*Given exercise*
Without including any pictures, write out all the entries exactly.

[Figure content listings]
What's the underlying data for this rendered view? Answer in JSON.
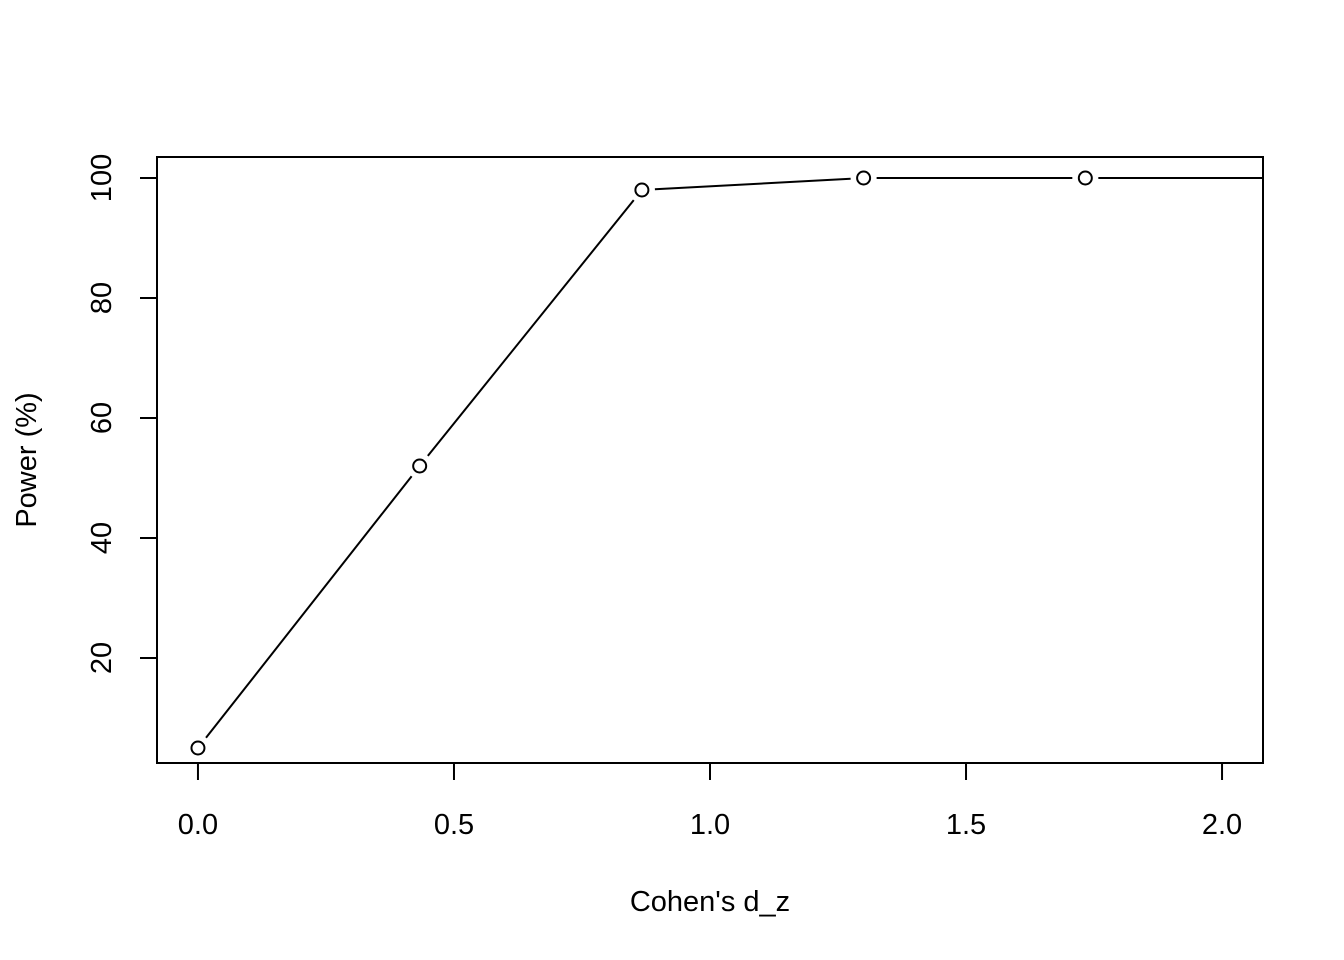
{
  "chart_data": {
    "type": "line",
    "title": "",
    "xlabel": "Cohen's d_z",
    "ylabel": "Power (%)",
    "xlim": [
      -0.08,
      2.08
    ],
    "ylim": [
      2.5,
      103.5
    ],
    "x_ticks": [
      0.0,
      0.5,
      1.0,
      1.5,
      2.0
    ],
    "x_tick_labels": [
      "0.0",
      "0.5",
      "1.0",
      "1.5",
      "2.0"
    ],
    "y_ticks": [
      20,
      40,
      60,
      80,
      100
    ],
    "y_tick_labels": [
      "20",
      "40",
      "60",
      "80",
      "100"
    ],
    "grid": false,
    "series": [
      {
        "x": [
          0.0,
          0.433,
          0.867,
          1.3,
          1.733,
          2.167
        ],
        "y": [
          5,
          52,
          98,
          100,
          100,
          100
        ]
      }
    ]
  }
}
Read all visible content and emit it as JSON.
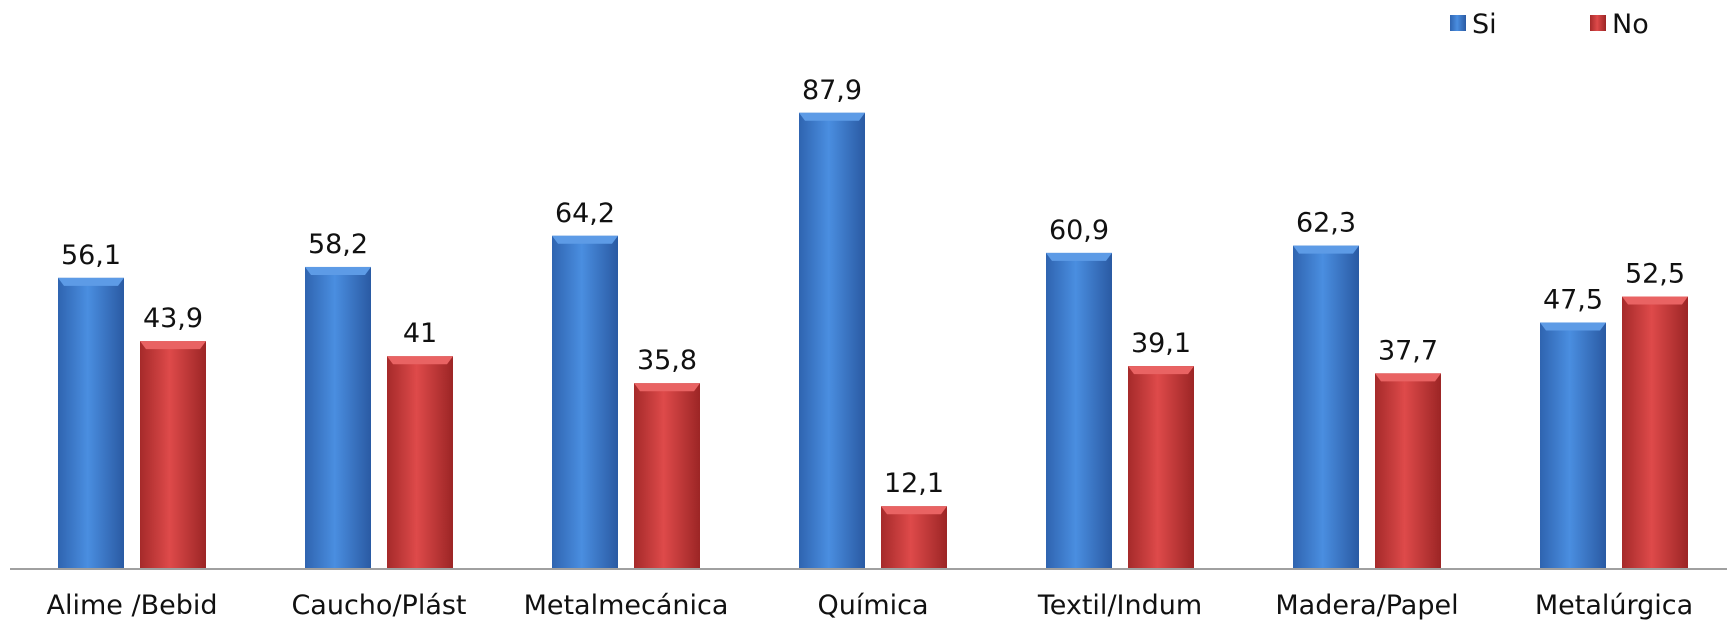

*Full output*
What's the underlying data for this rendered view? Answer in JSON.
{
  "chart_data": {
    "type": "line",
    "title": "",
    "xlabel": "Cohen's d_z",
    "ylabel": "Power (%)",
    "xlim": [
      -0.08,
      2.08
    ],
    "ylim": [
      2.5,
      103.5
    ],
    "x_ticks": [
      0.0,
      0.5,
      1.0,
      1.5,
      2.0
    ],
    "x_tick_labels": [
      "0.0",
      "0.5",
      "1.0",
      "1.5",
      "2.0"
    ],
    "y_ticks": [
      20,
      40,
      60,
      80,
      100
    ],
    "y_tick_labels": [
      "20",
      "40",
      "60",
      "80",
      "100"
    ],
    "grid": false,
    "series": [
      {
        "x": [
          0.0,
          0.433,
          0.867,
          1.3,
          1.733,
          2.167
        ],
        "y": [
          5,
          52,
          98,
          100,
          100,
          100
        ]
      }
    ]
  }
}
Read all visible content and emit it as JSON.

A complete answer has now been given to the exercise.